-------- Extracted records --------
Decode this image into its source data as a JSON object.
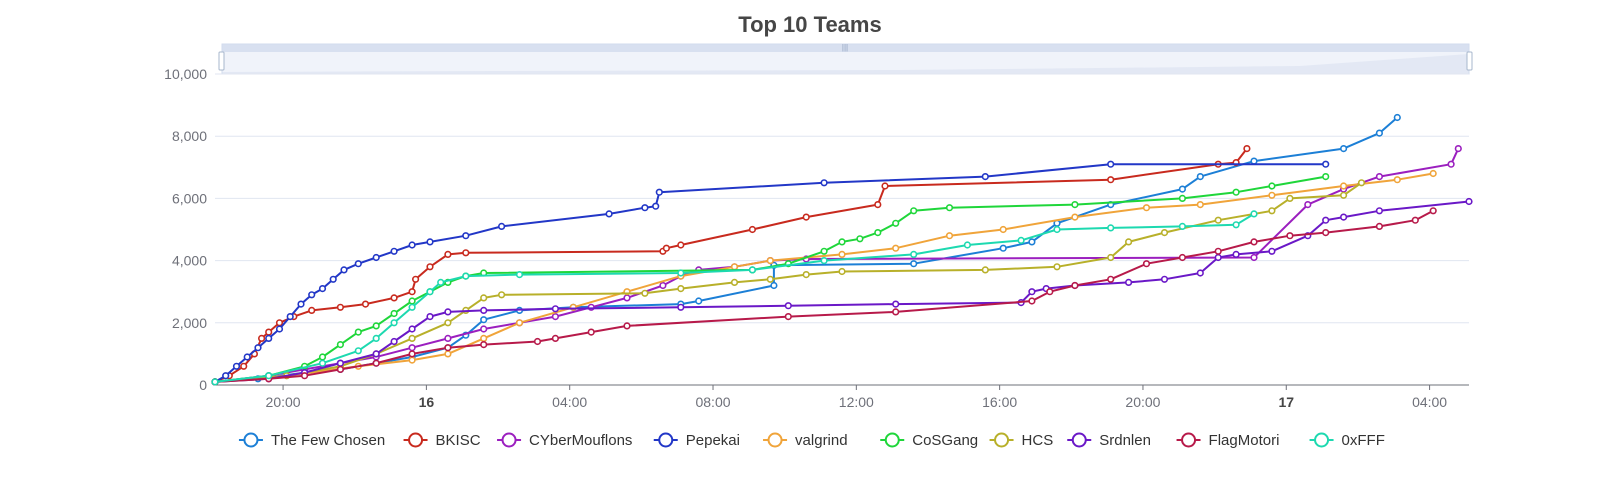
{
  "chart_data": {
    "type": "line",
    "title": "Top 10 Teams",
    "x_ticks": [
      {
        "label": "20:00",
        "t": 1.9,
        "major": false
      },
      {
        "label": "16",
        "t": 5.9,
        "major": true
      },
      {
        "label": "04:00",
        "t": 9.9,
        "major": false
      },
      {
        "label": "08:00",
        "t": 13.9,
        "major": false
      },
      {
        "label": "12:00",
        "t": 17.9,
        "major": false
      },
      {
        "label": "16:00",
        "t": 21.9,
        "major": false
      },
      {
        "label": "20:00",
        "t": 25.9,
        "major": false
      },
      {
        "label": "17",
        "t": 29.9,
        "major": true
      },
      {
        "label": "04:00",
        "t": 33.9,
        "major": false
      }
    ],
    "x_range": [
      0,
      35.0
    ],
    "y_ticks": [
      {
        "label": "0",
        "v": 0
      },
      {
        "label": "2,000",
        "v": 2000
      },
      {
        "label": "4,000",
        "v": 4000
      },
      {
        "label": "6,000",
        "v": 6000
      },
      {
        "label": "8,000",
        "v": 8000
      },
      {
        "label": "10,000",
        "v": 10000
      }
    ],
    "ylim": [
      0,
      10000
    ],
    "grid": true,
    "datazoom_slider": true,
    "legend_position": "bottom",
    "series": [
      {
        "name": "The Few Chosen",
        "color": "#1c7fd6",
        "points": [
          [
            0,
            100
          ],
          [
            1.2,
            200
          ],
          [
            2.5,
            400
          ],
          [
            3.5,
            500
          ],
          [
            4.5,
            700
          ],
          [
            5.5,
            900
          ],
          [
            6.5,
            1200
          ],
          [
            7.0,
            1600
          ],
          [
            7.5,
            2100
          ],
          [
            8.5,
            2400
          ],
          [
            10.0,
            2500
          ],
          [
            13.0,
            2600
          ],
          [
            13.5,
            2700
          ],
          [
            15.6,
            3200
          ],
          [
            15.6,
            3850
          ],
          [
            19.5,
            3900
          ],
          [
            22.0,
            4400
          ],
          [
            22.8,
            4600
          ],
          [
            23.5,
            5200
          ],
          [
            25.0,
            5800
          ],
          [
            27.0,
            6300
          ],
          [
            27.5,
            6700
          ],
          [
            29.0,
            7200
          ],
          [
            31.5,
            7600
          ],
          [
            32.5,
            8100
          ],
          [
            33.0,
            8600
          ]
        ]
      },
      {
        "name": "BKISC",
        "color": "#c82a1e",
        "points": [
          [
            0,
            100
          ],
          [
            0.4,
            300
          ],
          [
            0.8,
            600
          ],
          [
            1.1,
            1000
          ],
          [
            1.3,
            1500
          ],
          [
            1.5,
            1700
          ],
          [
            1.8,
            2000
          ],
          [
            2.2,
            2200
          ],
          [
            2.7,
            2400
          ],
          [
            3.5,
            2500
          ],
          [
            4.2,
            2600
          ],
          [
            5.0,
            2800
          ],
          [
            5.5,
            3000
          ],
          [
            5.6,
            3400
          ],
          [
            6.0,
            3800
          ],
          [
            6.5,
            4200
          ],
          [
            7.0,
            4250
          ],
          [
            12.5,
            4300
          ],
          [
            12.6,
            4400
          ],
          [
            13.0,
            4500
          ],
          [
            15.0,
            5000
          ],
          [
            16.5,
            5400
          ],
          [
            18.5,
            5800
          ],
          [
            18.7,
            6400
          ],
          [
            25.0,
            6600
          ],
          [
            28.0,
            7100
          ],
          [
            28.5,
            7150
          ],
          [
            28.8,
            7600
          ]
        ]
      },
      {
        "name": "CYberMouflons",
        "color": "#9b1fbf",
        "points": [
          [
            0,
            100
          ],
          [
            1.5,
            300
          ],
          [
            2.5,
            500
          ],
          [
            3.5,
            700
          ],
          [
            4.5,
            900
          ],
          [
            5.5,
            1200
          ],
          [
            6.5,
            1500
          ],
          [
            7.5,
            1800
          ],
          [
            8.5,
            2000
          ],
          [
            9.5,
            2200
          ],
          [
            10.5,
            2500
          ],
          [
            11.5,
            2800
          ],
          [
            12.5,
            3200
          ],
          [
            13.0,
            3500
          ],
          [
            13.5,
            3700
          ],
          [
            14.5,
            3800
          ],
          [
            15.5,
            4000
          ],
          [
            16.5,
            4050
          ],
          [
            29.0,
            4100
          ],
          [
            30.5,
            5800
          ],
          [
            31.5,
            6300
          ],
          [
            32.5,
            6700
          ],
          [
            34.5,
            7100
          ],
          [
            34.7,
            7600
          ]
        ]
      },
      {
        "name": "Pepekai",
        "color": "#2237c7",
        "points": [
          [
            0,
            100
          ],
          [
            0.3,
            300
          ],
          [
            0.6,
            600
          ],
          [
            0.9,
            900
          ],
          [
            1.2,
            1200
          ],
          [
            1.5,
            1500
          ],
          [
            1.8,
            1800
          ],
          [
            2.1,
            2200
          ],
          [
            2.4,
            2600
          ],
          [
            2.7,
            2900
          ],
          [
            3.0,
            3100
          ],
          [
            3.3,
            3400
          ],
          [
            3.6,
            3700
          ],
          [
            4.0,
            3900
          ],
          [
            4.5,
            4100
          ],
          [
            5.0,
            4300
          ],
          [
            5.5,
            4500
          ],
          [
            6.0,
            4600
          ],
          [
            7.0,
            4800
          ],
          [
            8.0,
            5100
          ],
          [
            11.0,
            5500
          ],
          [
            12.0,
            5700
          ],
          [
            12.3,
            5750
          ],
          [
            12.4,
            6200
          ],
          [
            17.0,
            6500
          ],
          [
            21.5,
            6700
          ],
          [
            25.0,
            7100
          ],
          [
            31.0,
            7100
          ]
        ]
      },
      {
        "name": "valgrind",
        "color": "#f0a43a",
        "points": [
          [
            0,
            100
          ],
          [
            2.0,
            300
          ],
          [
            4.0,
            600
          ],
          [
            5.5,
            800
          ],
          [
            6.5,
            1000
          ],
          [
            7.5,
            1500
          ],
          [
            8.5,
            2000
          ],
          [
            10.0,
            2500
          ],
          [
            11.5,
            3000
          ],
          [
            13.0,
            3500
          ],
          [
            14.5,
            3800
          ],
          [
            15.5,
            4000
          ],
          [
            17.5,
            4200
          ],
          [
            19.0,
            4400
          ],
          [
            20.5,
            4800
          ],
          [
            22.0,
            5000
          ],
          [
            24.0,
            5400
          ],
          [
            26.0,
            5700
          ],
          [
            27.5,
            5800
          ],
          [
            29.5,
            6100
          ],
          [
            31.5,
            6400
          ],
          [
            33.0,
            6600
          ],
          [
            34.0,
            6800
          ]
        ]
      },
      {
        "name": "CoSGang",
        "color": "#1fd63a",
        "points": [
          [
            0,
            100
          ],
          [
            1.5,
            300
          ],
          [
            2.5,
            600
          ],
          [
            3.0,
            900
          ],
          [
            3.5,
            1300
          ],
          [
            4.0,
            1700
          ],
          [
            4.5,
            1900
          ],
          [
            5.0,
            2300
          ],
          [
            5.5,
            2700
          ],
          [
            6.0,
            3000
          ],
          [
            6.5,
            3300
          ],
          [
            7.0,
            3500
          ],
          [
            7.5,
            3600
          ],
          [
            15.0,
            3700
          ],
          [
            16.0,
            3900
          ],
          [
            17.0,
            4300
          ],
          [
            17.5,
            4600
          ],
          [
            18.0,
            4700
          ],
          [
            18.5,
            4900
          ],
          [
            19.0,
            5200
          ],
          [
            19.5,
            5600
          ],
          [
            20.5,
            5700
          ],
          [
            24.0,
            5800
          ],
          [
            27.0,
            6000
          ],
          [
            28.5,
            6200
          ],
          [
            29.5,
            6400
          ],
          [
            31.0,
            6700
          ]
        ]
      },
      {
        "name": "HCS",
        "color": "#b8b02a",
        "points": [
          [
            0,
            100
          ],
          [
            2.0,
            300
          ],
          [
            3.5,
            600
          ],
          [
            4.5,
            1000
          ],
          [
            5.5,
            1500
          ],
          [
            6.5,
            2000
          ],
          [
            7.0,
            2400
          ],
          [
            7.5,
            2800
          ],
          [
            8.0,
            2900
          ],
          [
            12.0,
            2950
          ],
          [
            13.0,
            3100
          ],
          [
            14.5,
            3300
          ],
          [
            15.5,
            3400
          ],
          [
            16.5,
            3550
          ],
          [
            17.5,
            3650
          ],
          [
            21.5,
            3700
          ],
          [
            23.5,
            3800
          ],
          [
            25.0,
            4100
          ],
          [
            25.5,
            4600
          ],
          [
            26.5,
            4900
          ],
          [
            28.0,
            5300
          ],
          [
            29.5,
            5600
          ],
          [
            30.0,
            6000
          ],
          [
            31.5,
            6100
          ],
          [
            32.0,
            6500
          ]
        ]
      },
      {
        "name": "Srdnlen",
        "color": "#6a18c7",
        "points": [
          [
            0,
            100
          ],
          [
            1.5,
            200
          ],
          [
            2.5,
            400
          ],
          [
            3.5,
            700
          ],
          [
            4.5,
            1000
          ],
          [
            5.0,
            1400
          ],
          [
            5.5,
            1800
          ],
          [
            6.0,
            2200
          ],
          [
            6.5,
            2350
          ],
          [
            7.5,
            2400
          ],
          [
            9.5,
            2450
          ],
          [
            13.0,
            2500
          ],
          [
            16.0,
            2550
          ],
          [
            19.0,
            2600
          ],
          [
            22.5,
            2650
          ],
          [
            22.8,
            3000
          ],
          [
            23.2,
            3100
          ],
          [
            24.0,
            3200
          ],
          [
            25.5,
            3300
          ],
          [
            26.5,
            3400
          ],
          [
            27.5,
            3600
          ],
          [
            28.0,
            4100
          ],
          [
            28.5,
            4200
          ],
          [
            29.5,
            4300
          ],
          [
            30.5,
            4800
          ],
          [
            31.0,
            5300
          ],
          [
            31.5,
            5400
          ],
          [
            32.5,
            5600
          ],
          [
            35.0,
            5900
          ]
        ]
      },
      {
        "name": "FlagMotori",
        "color": "#b71a4a",
        "points": [
          [
            0,
            100
          ],
          [
            1.5,
            200
          ],
          [
            2.5,
            300
          ],
          [
            3.5,
            500
          ],
          [
            4.5,
            700
          ],
          [
            5.5,
            1000
          ],
          [
            6.5,
            1200
          ],
          [
            7.5,
            1300
          ],
          [
            9.0,
            1400
          ],
          [
            9.5,
            1500
          ],
          [
            10.5,
            1700
          ],
          [
            11.5,
            1900
          ],
          [
            16.0,
            2200
          ],
          [
            19.0,
            2350
          ],
          [
            22.8,
            2700
          ],
          [
            23.3,
            3000
          ],
          [
            24.0,
            3200
          ],
          [
            25.0,
            3400
          ],
          [
            26.0,
            3900
          ],
          [
            27.0,
            4100
          ],
          [
            28.0,
            4300
          ],
          [
            29.0,
            4600
          ],
          [
            30.0,
            4800
          ],
          [
            31.0,
            4900
          ],
          [
            32.5,
            5100
          ],
          [
            33.5,
            5300
          ],
          [
            34.0,
            5600
          ]
        ]
      },
      {
        "name": "0xFFF",
        "color": "#1dd9b0",
        "points": [
          [
            0,
            100
          ],
          [
            1.5,
            300
          ],
          [
            3.0,
            700
          ],
          [
            4.0,
            1100
          ],
          [
            4.5,
            1500
          ],
          [
            5.0,
            2000
          ],
          [
            5.5,
            2500
          ],
          [
            6.0,
            3000
          ],
          [
            6.3,
            3300
          ],
          [
            7.0,
            3500
          ],
          [
            8.5,
            3550
          ],
          [
            13.0,
            3600
          ],
          [
            15.0,
            3700
          ],
          [
            17.0,
            4000
          ],
          [
            19.5,
            4200
          ],
          [
            21.0,
            4500
          ],
          [
            22.5,
            4650
          ],
          [
            23.5,
            5000
          ],
          [
            25.0,
            5050
          ],
          [
            27.0,
            5100
          ],
          [
            28.5,
            5150
          ],
          [
            29.0,
            5500
          ]
        ]
      }
    ]
  }
}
--------
- [Exercise task]:
Pull out and copy each line containing the string "name".

- [The reply]:
        "name": "The Few Chosen",
        "name": "BKISC",
        "name": "CYberMouflons",
        "name": "Pepekai",
        "name": "valgrind",
        "name": "CoSGang",
        "name": "HCS",
        "name": "Srdnlen",
        "name": "FlagMotori",
        "name": "0xFFF",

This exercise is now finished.